GOAL →
Transcribe the records that follow in their entirety, omitting any pictures.
Start SOURCE RECORDS
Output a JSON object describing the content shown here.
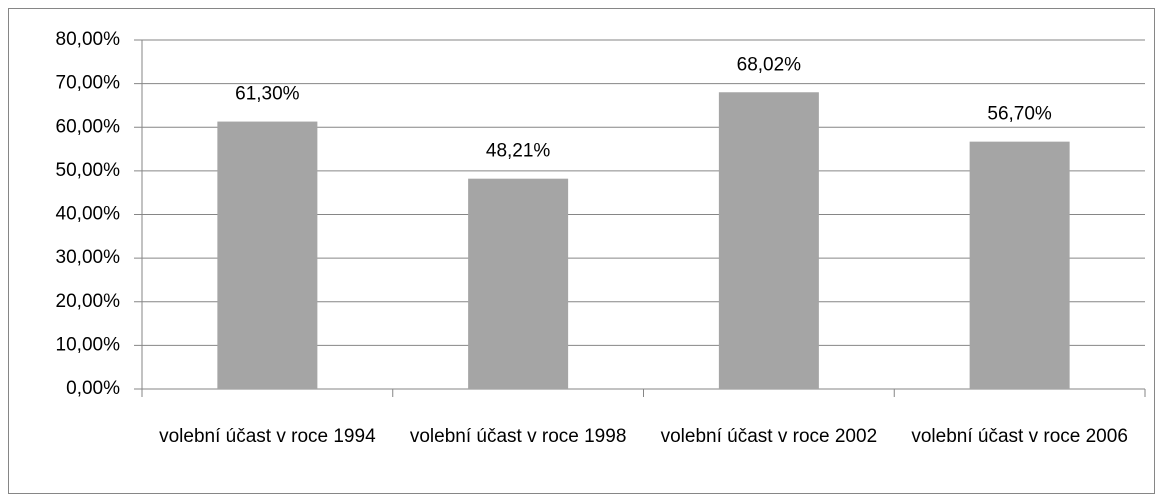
{
  "chart_data": {
    "type": "bar",
    "categories": [
      "volební účast v roce 1994",
      "volební účast v roce 1998",
      "volební účast v roce 2002",
      "volební účast v roce 2006"
    ],
    "values": [
      61.3,
      48.21,
      68.02,
      56.7
    ],
    "value_labels": [
      "61,30%",
      "48,21%",
      "68,02%",
      "56,70%"
    ],
    "color": "#a5a5a5",
    "ylim": [
      0,
      80
    ],
    "yticks": [
      {
        "value": 0,
        "label": "0,00%"
      },
      {
        "value": 10,
        "label": "10,00%"
      },
      {
        "value": 20,
        "label": "20,00%"
      },
      {
        "value": 30,
        "label": "30,00%"
      },
      {
        "value": 40,
        "label": "40,00%"
      },
      {
        "value": 50,
        "label": "50,00%"
      },
      {
        "value": 60,
        "label": "60,00%"
      },
      {
        "value": 70,
        "label": "70,00%"
      },
      {
        "value": 80,
        "label": "80,00%"
      }
    ],
    "grid": true
  }
}
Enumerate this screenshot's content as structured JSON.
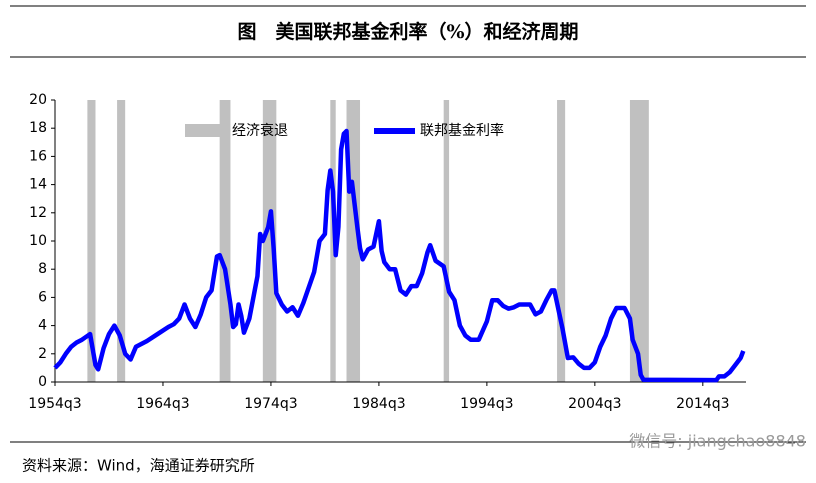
{
  "chart_data": {
    "type": "line",
    "title": "图　美国联邦基金利率（%）和经济周期",
    "source": "资料来源：Wind，海通证券研究所",
    "watermark": "微信号: jiangchao8848",
    "legend": "top",
    "xlim": [
      1954.5,
      2018.5
    ],
    "xticks": [
      {
        "value": 1954.5,
        "label": "1954q3"
      },
      {
        "value": 1964.5,
        "label": "1964q3"
      },
      {
        "value": 1974.5,
        "label": "1974q3"
      },
      {
        "value": 1984.5,
        "label": "1984q3"
      },
      {
        "value": 1994.5,
        "label": "1994q3"
      },
      {
        "value": 2004.5,
        "label": "2004q3"
      },
      {
        "value": 2014.5,
        "label": "2014q3"
      }
    ],
    "ylim": [
      0,
      20
    ],
    "yticks": [
      0,
      2,
      4,
      6,
      8,
      10,
      12,
      14,
      16,
      18,
      20
    ],
    "recessions": {
      "name": "经济衰退",
      "color": "#c0c0c0",
      "spans": [
        [
          1957.5,
          1958.25
        ],
        [
          1960.25,
          1961.0
        ],
        [
          1969.75,
          1970.75
        ],
        [
          1973.75,
          1975.0
        ],
        [
          1980.0,
          1980.5
        ],
        [
          1981.5,
          1982.75
        ],
        [
          1990.5,
          1991.0
        ],
        [
          2001.0,
          2001.75
        ],
        [
          2007.75,
          2009.5
        ]
      ]
    },
    "x": [
      1954.5,
      1955.0,
      1955.5,
      1956.0,
      1956.5,
      1957.0,
      1957.75,
      1958.25,
      1958.5,
      1959.0,
      1959.5,
      1960.0,
      1960.5,
      1961.0,
      1961.5,
      1962.0,
      1963.0,
      1964.0,
      1965.0,
      1965.5,
      1966.0,
      1966.5,
      1967.0,
      1967.5,
      1968.0,
      1968.5,
      1969.0,
      1969.5,
      1969.75,
      1970.25,
      1970.75,
      1971.0,
      1971.25,
      1971.5,
      1971.75,
      1972.0,
      1972.5,
      1973.0,
      1973.25,
      1973.5,
      1973.75,
      1974.25,
      1974.5,
      1974.75,
      1975.0,
      1975.5,
      1976.0,
      1976.5,
      1977.0,
      1977.5,
      1978.0,
      1978.5,
      1979.0,
      1979.5,
      1979.75,
      1980.0,
      1980.25,
      1980.5,
      1980.75,
      1981.0,
      1981.25,
      1981.5,
      1981.75,
      1982.0,
      1982.5,
      1982.75,
      1983.0,
      1983.5,
      1984.0,
      1984.5,
      1984.75,
      1985.0,
      1985.5,
      1986.0,
      1986.5,
      1987.0,
      1987.5,
      1988.0,
      1988.5,
      1989.0,
      1989.25,
      1989.75,
      1990.5,
      1991.0,
      1991.5,
      1992.0,
      1992.5,
      1993.0,
      1993.75,
      1994.5,
      1995.0,
      1995.5,
      1996.0,
      1996.5,
      1997.0,
      1997.5,
      1998.0,
      1998.5,
      1999.0,
      1999.5,
      2000.0,
      2000.5,
      2000.75,
      2001.0,
      2001.5,
      2002.0,
      2002.5,
      2003.0,
      2003.5,
      2004.0,
      2004.5,
      2005.0,
      2005.5,
      2006.0,
      2006.5,
      2007.25,
      2007.75,
      2008.0,
      2008.5,
      2008.75,
      2009.0,
      2015.75,
      2016.0,
      2016.5,
      2017.0,
      2017.5,
      2018.0,
      2018.25
    ],
    "series": [
      {
        "name": "联邦基金利率",
        "color": "#0000ff",
        "values": [
          1.0,
          1.4,
          2.0,
          2.5,
          2.8,
          3.0,
          3.4,
          1.2,
          0.9,
          2.4,
          3.4,
          4.0,
          3.3,
          2.0,
          1.6,
          2.5,
          2.9,
          3.4,
          3.9,
          4.1,
          4.5,
          5.5,
          4.5,
          3.9,
          4.8,
          6.0,
          6.5,
          8.9,
          9.0,
          8.0,
          5.5,
          3.9,
          4.1,
          5.5,
          4.7,
          3.5,
          4.5,
          6.5,
          7.5,
          10.5,
          10.0,
          11.0,
          12.1,
          9.5,
          6.3,
          5.5,
          5.0,
          5.3,
          4.7,
          5.6,
          6.7,
          7.8,
          10.0,
          10.5,
          13.6,
          15.0,
          13.5,
          9.0,
          11.0,
          16.5,
          17.6,
          17.8,
          13.5,
          14.2,
          11.0,
          9.5,
          8.7,
          9.4,
          9.6,
          11.4,
          9.3,
          8.5,
          8.0,
          8.0,
          6.5,
          6.2,
          6.8,
          6.8,
          7.7,
          9.2,
          9.7,
          8.6,
          8.2,
          6.4,
          5.8,
          4.0,
          3.3,
          3.0,
          3.0,
          4.3,
          5.8,
          5.8,
          5.4,
          5.2,
          5.3,
          5.5,
          5.5,
          5.5,
          4.8,
          5.0,
          5.8,
          6.5,
          6.5,
          5.6,
          3.8,
          1.7,
          1.75,
          1.3,
          1.0,
          1.0,
          1.4,
          2.5,
          3.3,
          4.5,
          5.25,
          5.25,
          4.5,
          3.0,
          2.0,
          0.5,
          0.16,
          0.13,
          0.4,
          0.4,
          0.7,
          1.2,
          1.7,
          2.2
        ]
      }
    ]
  }
}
End SOURCE RECORDS
EXPECTED ANSWER →
Output a JSON object describing the content shown here.
{
  "chart_data": {
    "type": "bar",
    "categories": [
      "volební účast v roce 1994",
      "volební účast v roce 1998",
      "volební účast v roce 2002",
      "volební účast v roce 2006"
    ],
    "values": [
      61.3,
      48.21,
      68.02,
      56.7
    ],
    "value_labels": [
      "61,30%",
      "48,21%",
      "68,02%",
      "56,70%"
    ],
    "color": "#a5a5a5",
    "ylim": [
      0,
      80
    ],
    "yticks": [
      {
        "value": 0,
        "label": "0,00%"
      },
      {
        "value": 10,
        "label": "10,00%"
      },
      {
        "value": 20,
        "label": "20,00%"
      },
      {
        "value": 30,
        "label": "30,00%"
      },
      {
        "value": 40,
        "label": "40,00%"
      },
      {
        "value": 50,
        "label": "50,00%"
      },
      {
        "value": 60,
        "label": "60,00%"
      },
      {
        "value": 70,
        "label": "70,00%"
      },
      {
        "value": 80,
        "label": "80,00%"
      }
    ],
    "grid": true
  }
}
Enumerate this screenshot's content as structured JSON.
{
  "chart_data": {
    "type": "line",
    "title": "图　美国联邦基金利率（%）和经济周期",
    "source": "资料来源：Wind，海通证券研究所",
    "watermark": "微信号: jiangchao8848",
    "legend": "top",
    "xlim": [
      1954.5,
      2018.5
    ],
    "xticks": [
      {
        "value": 1954.5,
        "label": "1954q3"
      },
      {
        "value": 1964.5,
        "label": "1964q3"
      },
      {
        "value": 1974.5,
        "label": "1974q3"
      },
      {
        "value": 1984.5,
        "label": "1984q3"
      },
      {
        "value": 1994.5,
        "label": "1994q3"
      },
      {
        "value": 2004.5,
        "label": "2004q3"
      },
      {
        "value": 2014.5,
        "label": "2014q3"
      }
    ],
    "ylim": [
      0,
      20
    ],
    "yticks": [
      0,
      2,
      4,
      6,
      8,
      10,
      12,
      14,
      16,
      18,
      20
    ],
    "recessions": {
      "name": "经济衰退",
      "color": "#c0c0c0",
      "spans": [
        [
          1957.5,
          1958.25
        ],
        [
          1960.25,
          1961.0
        ],
        [
          1969.75,
          1970.75
        ],
        [
          1973.75,
          1975.0
        ],
        [
          1980.0,
          1980.5
        ],
        [
          1981.5,
          1982.75
        ],
        [
          1990.5,
          1991.0
        ],
        [
          2001.0,
          2001.75
        ],
        [
          2007.75,
          2009.5
        ]
      ]
    },
    "x": [
      1954.5,
      1955.0,
      1955.5,
      1956.0,
      1956.5,
      1957.0,
      1957.75,
      1958.25,
      1958.5,
      1959.0,
      1959.5,
      1960.0,
      1960.5,
      1961.0,
      1961.5,
      1962.0,
      1963.0,
      1964.0,
      1965.0,
      1965.5,
      1966.0,
      1966.5,
      1967.0,
      1967.5,
      1968.0,
      1968.5,
      1969.0,
      1969.5,
      1969.75,
      1970.25,
      1970.75,
      1971.0,
      1971.25,
      1971.5,
      1971.75,
      1972.0,
      1972.5,
      1973.0,
      1973.25,
      1973.5,
      1973.75,
      1974.25,
      1974.5,
      1974.75,
      1975.0,
      1975.5,
      1976.0,
      1976.5,
      1977.0,
      1977.5,
      1978.0,
      1978.5,
      1979.0,
      1979.5,
      1979.75,
      1980.0,
      1980.25,
      1980.5,
      1980.75,
      1981.0,
      1981.25,
      1981.5,
      1981.75,
      1982.0,
      1982.5,
      1982.75,
      1983.0,
      1983.5,
      1984.0,
      1984.5,
      1984.75,
      1985.0,
      1985.5,
      1986.0,
      1986.5,
      1987.0,
      1987.5,
      1988.0,
      1988.5,
      1989.0,
      1989.25,
      1989.75,
      1990.5,
      1991.0,
      1991.5,
      1992.0,
      1992.5,
      1993.0,
      1993.75,
      1994.5,
      1995.0,
      1995.5,
      1996.0,
      1996.5,
      1997.0,
      1997.5,
      1998.0,
      1998.5,
      1999.0,
      1999.5,
      2000.0,
      2000.5,
      2000.75,
      2001.0,
      2001.5,
      2002.0,
      2002.5,
      2003.0,
      2003.5,
      2004.0,
      2004.5,
      2005.0,
      2005.5,
      2006.0,
      2006.5,
      2007.25,
      2007.75,
      2008.0,
      2008.5,
      2008.75,
      2009.0,
      2015.75,
      2016.0,
      2016.5,
      2017.0,
      2017.5,
      2018.0,
      2018.25
    ],
    "series": [
      {
        "name": "联邦基金利率",
        "color": "#0000ff",
        "values": [
          1.0,
          1.4,
          2.0,
          2.5,
          2.8,
          3.0,
          3.4,
          1.2,
          0.9,
          2.4,
          3.4,
          4.0,
          3.3,
          2.0,
          1.6,
          2.5,
          2.9,
          3.4,
          3.9,
          4.1,
          4.5,
          5.5,
          4.5,
          3.9,
          4.8,
          6.0,
          6.5,
          8.9,
          9.0,
          8.0,
          5.5,
          3.9,
          4.1,
          5.5,
          4.7,
          3.5,
          4.5,
          6.5,
          7.5,
          10.5,
          10.0,
          11.0,
          12.1,
          9.5,
          6.3,
          5.5,
          5.0,
          5.3,
          4.7,
          5.6,
          6.7,
          7.8,
          10.0,
          10.5,
          13.6,
          15.0,
          13.5,
          9.0,
          11.0,
          16.5,
          17.6,
          17.8,
          13.5,
          14.2,
          11.0,
          9.5,
          8.7,
          9.4,
          9.6,
          11.4,
          9.3,
          8.5,
          8.0,
          8.0,
          6.5,
          6.2,
          6.8,
          6.8,
          7.7,
          9.2,
          9.7,
          8.6,
          8.2,
          6.4,
          5.8,
          4.0,
          3.3,
          3.0,
          3.0,
          4.3,
          5.8,
          5.8,
          5.4,
          5.2,
          5.3,
          5.5,
          5.5,
          5.5,
          4.8,
          5.0,
          5.8,
          6.5,
          6.5,
          5.6,
          3.8,
          1.7,
          1.75,
          1.3,
          1.0,
          1.0,
          1.4,
          2.5,
          3.3,
          4.5,
          5.25,
          5.25,
          4.5,
          3.0,
          2.0,
          0.5,
          0.16,
          0.13,
          0.4,
          0.4,
          0.7,
          1.2,
          1.7,
          2.2
        ]
      }
    ]
  }
}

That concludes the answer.